What to work on: Make an exact copy of the data below, leaving out every picture.

___ Material to process ___

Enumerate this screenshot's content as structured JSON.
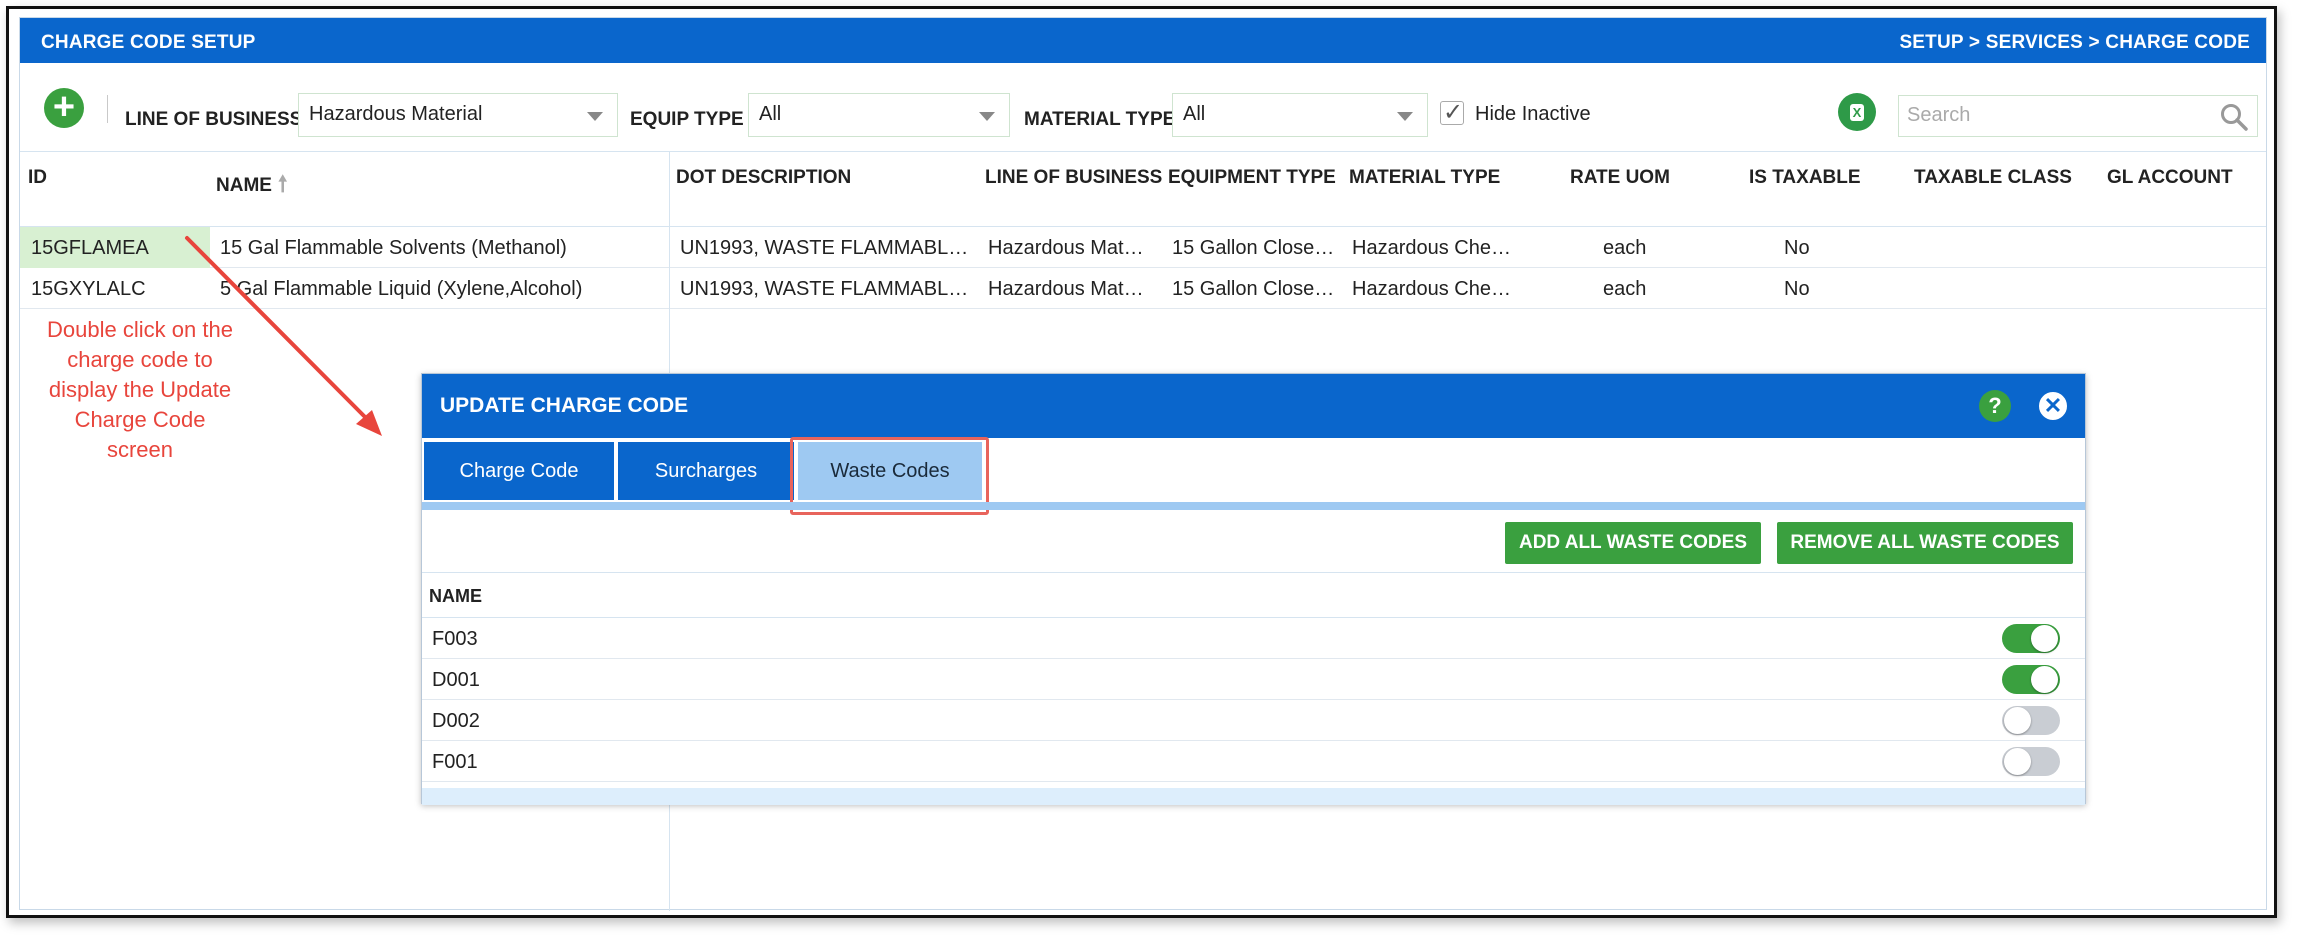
{
  "header": {
    "title": "CHARGE CODE SETUP",
    "breadcrumb": "SETUP > SERVICES > CHARGE CODE"
  },
  "filters": {
    "add_label": "+",
    "line_of_business_label": "LINE OF BUSINESS",
    "line_of_business_value": "Hazardous Material",
    "equip_type_label": "EQUIP TYPE",
    "equip_type_value": "All",
    "material_type_label": "MATERIAL TYPE",
    "material_type_value": "All",
    "hide_inactive_label": "Hide Inactive",
    "hide_inactive_checked": true,
    "excel_label": "X",
    "search_placeholder": "Search"
  },
  "grid": {
    "columns": [
      "ID",
      "NAME",
      "DOT DESCRIPTION",
      "LINE OF BUSINESS",
      "EQUIPMENT TYPE",
      "MATERIAL TYPE",
      "RATE UOM",
      "IS TAXABLE",
      "TAXABLE CLASS",
      "GL ACCOUNT"
    ],
    "rows": [
      {
        "id": "15GFLAMEA",
        "name": "15 Gal Flammable Solvents (Methanol)",
        "dot": "UN1993, WASTE FLAMMABL…",
        "lob": "Hazardous Mat…",
        "equip": "15 Gallon Close…",
        "material": "Hazardous Che…",
        "uom": "each",
        "taxable": "No"
      },
      {
        "id": "15GXYLALC",
        "name": "5 Gal Flammable Liquid (Xylene,Alcohol)",
        "dot": "UN1993, WASTE FLAMMABL…",
        "lob": "Hazardous Mat…",
        "equip": "15 Gallon Close…",
        "material": "Hazardous Che…",
        "uom": "each",
        "taxable": "No"
      }
    ]
  },
  "annotation": {
    "lines": [
      "Double click on the",
      "charge code to",
      "display the Update",
      "Charge Code",
      "screen"
    ],
    "color": "#e8453c"
  },
  "modal": {
    "title": "UPDATE CHARGE CODE",
    "help_label": "?",
    "close_label": "✕",
    "tabs": [
      "Charge Code",
      "Surcharges",
      "Waste Codes"
    ],
    "active_tab": "Waste Codes",
    "add_all_label": "ADD ALL WASTE CODES",
    "remove_all_label": "REMOVE ALL WASTE CODES",
    "table_header": "NAME",
    "waste_codes": [
      {
        "code": "F003",
        "enabled": true
      },
      {
        "code": "D001",
        "enabled": true
      },
      {
        "code": "D002",
        "enabled": false
      },
      {
        "code": "F001",
        "enabled": false
      }
    ]
  },
  "colors": {
    "brand_blue": "#0a66cc",
    "success_green": "#3aa03f",
    "active_tab": "#9ec9f2"
  }
}
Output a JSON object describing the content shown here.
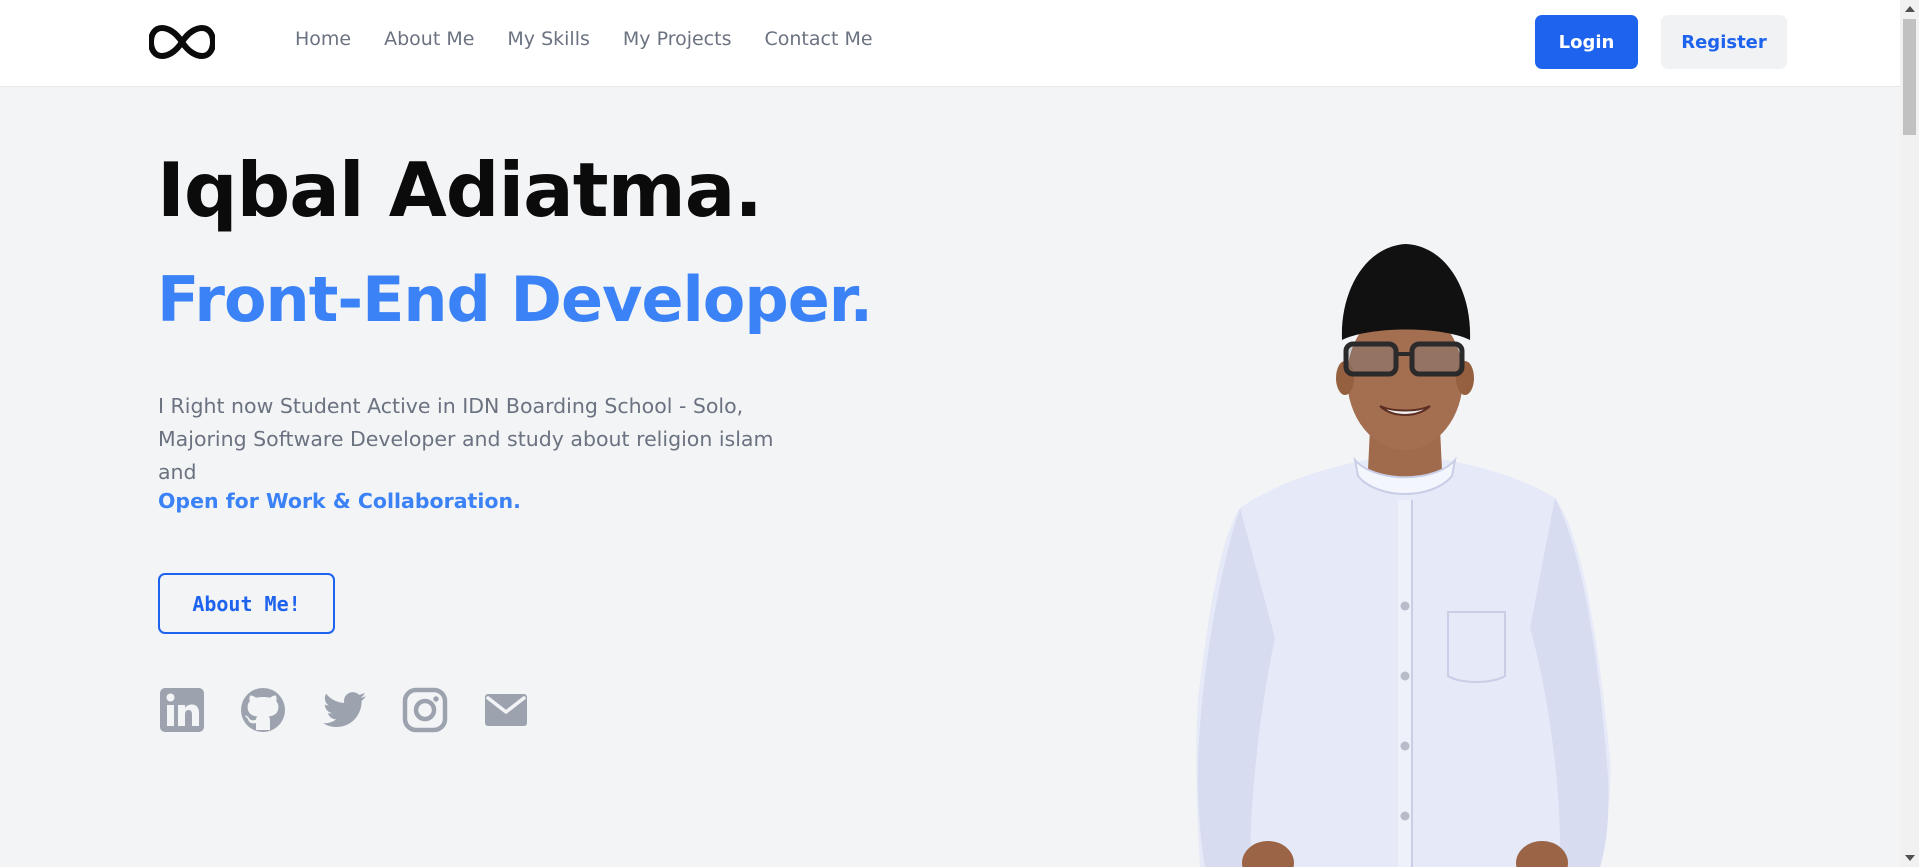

___

Result of the task:
Enumerate this screenshot's content as structured JSON.
{
  "header": {
    "title": "CHARGE CODE SETUP",
    "breadcrumb": "SETUP > SERVICES > CHARGE CODE"
  },
  "filters": {
    "add_label": "+",
    "line_of_business_label": "LINE OF BUSINESS",
    "line_of_business_value": "Hazardous Material",
    "equip_type_label": "EQUIP TYPE",
    "equip_type_value": "All",
    "material_type_label": "MATERIAL TYPE",
    "material_type_value": "All",
    "hide_inactive_label": "Hide Inactive",
    "hide_inactive_checked": true,
    "excel_label": "X",
    "search_placeholder": "Search"
  },
  "grid": {
    "columns": [
      "ID",
      "NAME",
      "DOT DESCRIPTION",
      "LINE OF BUSINESS",
      "EQUIPMENT TYPE",
      "MATERIAL TYPE",
      "RATE UOM",
      "IS TAXABLE",
      "TAXABLE CLASS",
      "GL ACCOUNT"
    ],
    "rows": [
      {
        "id": "15GFLAMEA",
        "name": "15 Gal Flammable Solvents (Methanol)",
        "dot": "UN1993, WASTE FLAMMABL…",
        "lob": "Hazardous Mat…",
        "equip": "15 Gallon Close…",
        "material": "Hazardous Che…",
        "uom": "each",
        "taxable": "No"
      },
      {
        "id": "15GXYLALC",
        "name": "5 Gal Flammable Liquid (Xylene,Alcohol)",
        "dot": "UN1993, WASTE FLAMMABL…",
        "lob": "Hazardous Mat…",
        "equip": "15 Gallon Close…",
        "material": "Hazardous Che…",
        "uom": "each",
        "taxable": "No"
      }
    ]
  },
  "annotation": {
    "lines": [
      "Double click on the",
      "charge code to",
      "display the Update",
      "Charge Code",
      "screen"
    ],
    "color": "#e8453c"
  },
  "modal": {
    "title": "UPDATE CHARGE CODE",
    "help_label": "?",
    "close_label": "✕",
    "tabs": [
      "Charge Code",
      "Surcharges",
      "Waste Codes"
    ],
    "active_tab": "Waste Codes",
    "add_all_label": "ADD ALL WASTE CODES",
    "remove_all_label": "REMOVE ALL WASTE CODES",
    "table_header": "NAME",
    "waste_codes": [
      {
        "code": "F003",
        "enabled": true
      },
      {
        "code": "D001",
        "enabled": true
      },
      {
        "code": "D002",
        "enabled": false
      },
      {
        "code": "F001",
        "enabled": false
      }
    ]
  },
  "colors": {
    "brand_blue": "#0a66cc",
    "success_green": "#3aa03f",
    "active_tab": "#9ec9f2"
  }
}
Output a JSON object describing the content shown here.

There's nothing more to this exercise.